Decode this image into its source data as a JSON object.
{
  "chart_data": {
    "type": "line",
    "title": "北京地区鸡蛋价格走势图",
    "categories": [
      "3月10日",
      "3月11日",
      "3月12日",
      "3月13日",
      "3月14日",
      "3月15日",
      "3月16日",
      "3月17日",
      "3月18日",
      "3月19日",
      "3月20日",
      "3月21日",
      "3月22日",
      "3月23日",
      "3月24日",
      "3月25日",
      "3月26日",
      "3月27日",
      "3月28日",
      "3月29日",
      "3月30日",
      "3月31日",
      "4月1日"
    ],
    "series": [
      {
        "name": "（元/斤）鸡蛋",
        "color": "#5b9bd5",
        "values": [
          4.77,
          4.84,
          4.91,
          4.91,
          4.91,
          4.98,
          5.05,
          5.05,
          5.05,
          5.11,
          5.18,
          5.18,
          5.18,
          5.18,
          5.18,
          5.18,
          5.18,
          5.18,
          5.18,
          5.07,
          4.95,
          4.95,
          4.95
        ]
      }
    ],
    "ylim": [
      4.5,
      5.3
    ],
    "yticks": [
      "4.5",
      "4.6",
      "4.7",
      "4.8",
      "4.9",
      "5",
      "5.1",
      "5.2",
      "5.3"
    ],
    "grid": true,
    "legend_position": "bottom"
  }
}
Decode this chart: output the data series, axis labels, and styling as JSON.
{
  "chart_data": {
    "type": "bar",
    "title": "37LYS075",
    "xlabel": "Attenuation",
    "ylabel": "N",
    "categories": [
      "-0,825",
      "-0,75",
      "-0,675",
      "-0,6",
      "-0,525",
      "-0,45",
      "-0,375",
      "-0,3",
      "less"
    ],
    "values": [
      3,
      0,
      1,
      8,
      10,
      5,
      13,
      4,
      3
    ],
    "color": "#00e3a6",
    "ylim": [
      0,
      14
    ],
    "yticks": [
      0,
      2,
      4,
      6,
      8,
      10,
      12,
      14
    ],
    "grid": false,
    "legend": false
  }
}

Written task — Gather every line from the listing above in which "this" appears, and copy those lines.

Reply —
Decode this image into its source data as a JSON object.
Decode this chart: output the data series, axis labels, and styling as JSON.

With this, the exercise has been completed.